----- DATA FOR THIS EXERCISE

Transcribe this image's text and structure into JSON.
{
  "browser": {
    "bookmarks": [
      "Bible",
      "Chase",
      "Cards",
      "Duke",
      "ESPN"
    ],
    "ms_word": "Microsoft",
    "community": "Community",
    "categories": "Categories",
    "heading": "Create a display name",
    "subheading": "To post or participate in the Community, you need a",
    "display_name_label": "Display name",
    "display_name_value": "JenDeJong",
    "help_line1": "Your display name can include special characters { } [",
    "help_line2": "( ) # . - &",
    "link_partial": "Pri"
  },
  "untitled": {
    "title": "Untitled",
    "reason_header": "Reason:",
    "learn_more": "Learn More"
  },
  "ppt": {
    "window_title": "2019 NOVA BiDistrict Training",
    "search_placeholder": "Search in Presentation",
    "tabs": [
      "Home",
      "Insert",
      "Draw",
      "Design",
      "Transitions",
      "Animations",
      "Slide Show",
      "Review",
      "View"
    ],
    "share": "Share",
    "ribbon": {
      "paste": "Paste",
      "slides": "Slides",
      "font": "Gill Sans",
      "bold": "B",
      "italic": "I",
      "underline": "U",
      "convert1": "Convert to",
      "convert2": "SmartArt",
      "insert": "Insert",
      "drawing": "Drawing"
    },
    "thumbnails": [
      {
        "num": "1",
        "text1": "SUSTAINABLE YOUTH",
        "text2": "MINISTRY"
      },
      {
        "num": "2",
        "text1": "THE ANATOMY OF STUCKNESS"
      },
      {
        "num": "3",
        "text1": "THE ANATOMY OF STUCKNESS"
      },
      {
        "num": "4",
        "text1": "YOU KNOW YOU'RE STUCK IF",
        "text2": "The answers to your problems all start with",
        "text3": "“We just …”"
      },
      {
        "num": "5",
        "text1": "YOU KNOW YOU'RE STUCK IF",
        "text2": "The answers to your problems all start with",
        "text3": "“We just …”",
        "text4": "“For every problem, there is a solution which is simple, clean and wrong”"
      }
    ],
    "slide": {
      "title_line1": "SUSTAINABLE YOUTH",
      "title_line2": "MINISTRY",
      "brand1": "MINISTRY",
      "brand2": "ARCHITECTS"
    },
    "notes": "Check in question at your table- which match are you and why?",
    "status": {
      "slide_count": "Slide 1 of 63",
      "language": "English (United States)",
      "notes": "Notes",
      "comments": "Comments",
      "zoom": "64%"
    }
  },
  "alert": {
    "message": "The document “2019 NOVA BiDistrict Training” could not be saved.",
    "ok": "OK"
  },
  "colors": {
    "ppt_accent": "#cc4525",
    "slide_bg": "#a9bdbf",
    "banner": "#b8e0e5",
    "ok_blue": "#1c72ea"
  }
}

----------

EXERCISE TASK: Track down every line with the word "Community" and copy it.

ANSWER BELOW:
    "community": "Community",
    "subheading": "To post or participate in the Community, you need a",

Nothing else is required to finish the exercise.